The problem —
From the records, pick out and copy each line containing "动摩擦因数一定".

Excerpt from a dataset:

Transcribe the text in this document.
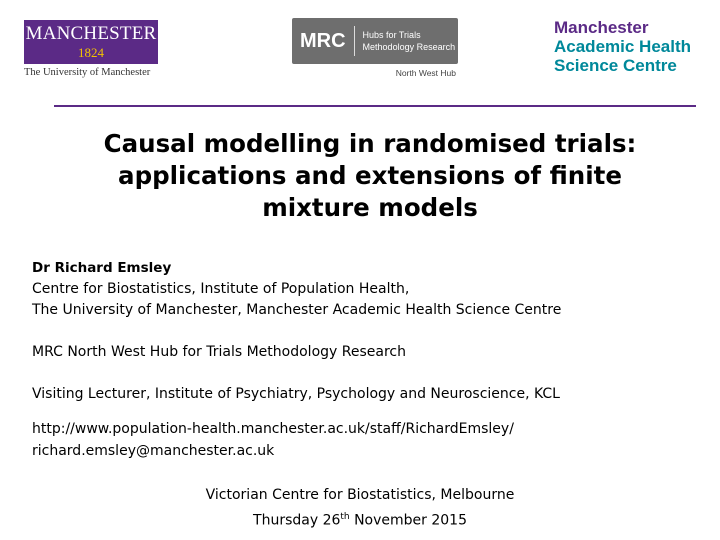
MANCHESTER
1824
The University of Manchester
MRC	Hubs for Trials
Methodology Research
North West Hub
Manchester
Academic Health
Science Centre
Causal modelling in randomised trials:
applications and extensions of finite
mixture models
Dr Richard Emsley
Centre for Biostatistics, Institute of Population Health,
The University of Manchester, Manchester Academic Health Science Centre
MRC North West Hub for Trials Methodology Research
Visiting Lecturer, Institute of Psychiatry, Psychology and Neuroscience, KCL
http://www.population-health.manchester.ac.uk/staff/RichardEmsley/
richard.emsley@manchester.ac.uk
Victorian Centre for Biostatistics, Melbourne
Thursday 26th November 2015
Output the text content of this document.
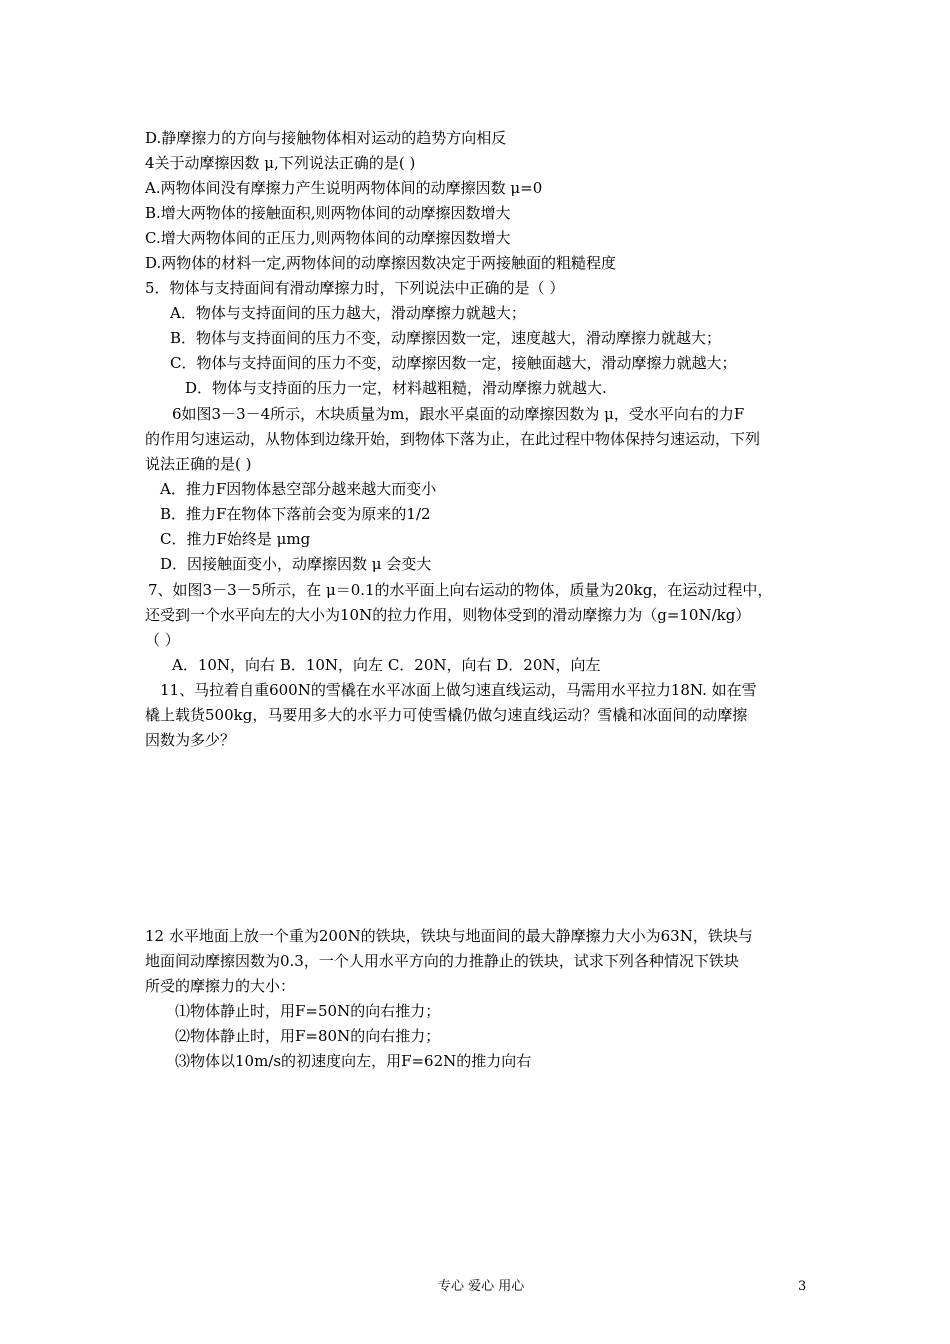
D.静摩擦力的方向与接触物体相对运动的趋势方向相反
4关于动摩擦因数 μ,下列说法正确的是( )
A.两物体间没有摩擦力产生说明两物体间的动摩擦因数 μ=0
B.增大两物体的接触面积,则两物体间的动摩擦因数增大
C.增大两物体间的正压力,则两物体间的动摩擦因数增大
D.两物体的材料一定,两物体间的动摩擦因数决定于两接触面的粗糙程度
5．物体与支持面间有滑动摩擦力时，下列说法中正确的是（ ）
A．物体与支持面间的压力越大，滑动摩擦力就越大；
B．物体与支持面间的压力不变，动摩擦因数一定，速度越大，滑动摩擦力就越大；
C．物体与支持面间的压力不变，动摩擦因数一定，接触面越大，滑动摩擦力就越大；
D．物体与支持面的压力一定，材料越粗糙，滑动摩擦力就越大.
6如图3－3－4所示，木块质量为m，跟水平桌面的动摩擦因数为 μ，受水平向右的力F
的作用匀速运动，从物体到边缘开始，到物体下落为止，在此过程中物体保持匀速运动，下列
说法正确的是( )
A．推力F因物体悬空部分越来越大而变小
B．推力F在物体下落前会变为原来的1/2
C．推力F始终是 μmg
D．因接触面变小，动摩擦因数 μ 会变大
7、如图3－3－5所示，在 μ＝0.1的水平面上向右运动的物体，质量为20kg，在运动过程中，
还受到一个水平向左的大小为10N的拉力作用，则物体受到的滑动摩擦力为（g=10N/kg）
（ ）
A．10N，向右 B．10N，向左 C．20N，向右 D．20N，向左
11、马拉着自重600N的雪橇在水平冰面上做匀速直线运动，马需用水平拉力18N. 如在雪
橇上载货500kg，马要用多大的水平力可使雪橇仍做匀速直线运动？雪橇和冰面间的动摩擦
因数为多少？
12 水平地面上放一个重为200N的铁块，铁块与地面间的最大静摩擦力大小为63N，铁块与
地面间动摩擦因数为0.3，一个人用水平方向的力推静止的铁块，试求下列各种情况下铁块
所受的摩擦力的大小：
⑴物体静止时，用F=50N的向右推力；
⑵物体静止时，用F=80N的向右推力；
⑶物体以10m/s的初速度向左，用F=62N的推力向右
专心 爱心 用心	3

Solved problem —
B．物体与支持面间的压力不变，动摩擦因数一定，速度越大，滑动摩擦力就越大；
C．物体与支持面间的压力不变，动摩擦因数一定，接触面越大，滑动摩擦力就越大；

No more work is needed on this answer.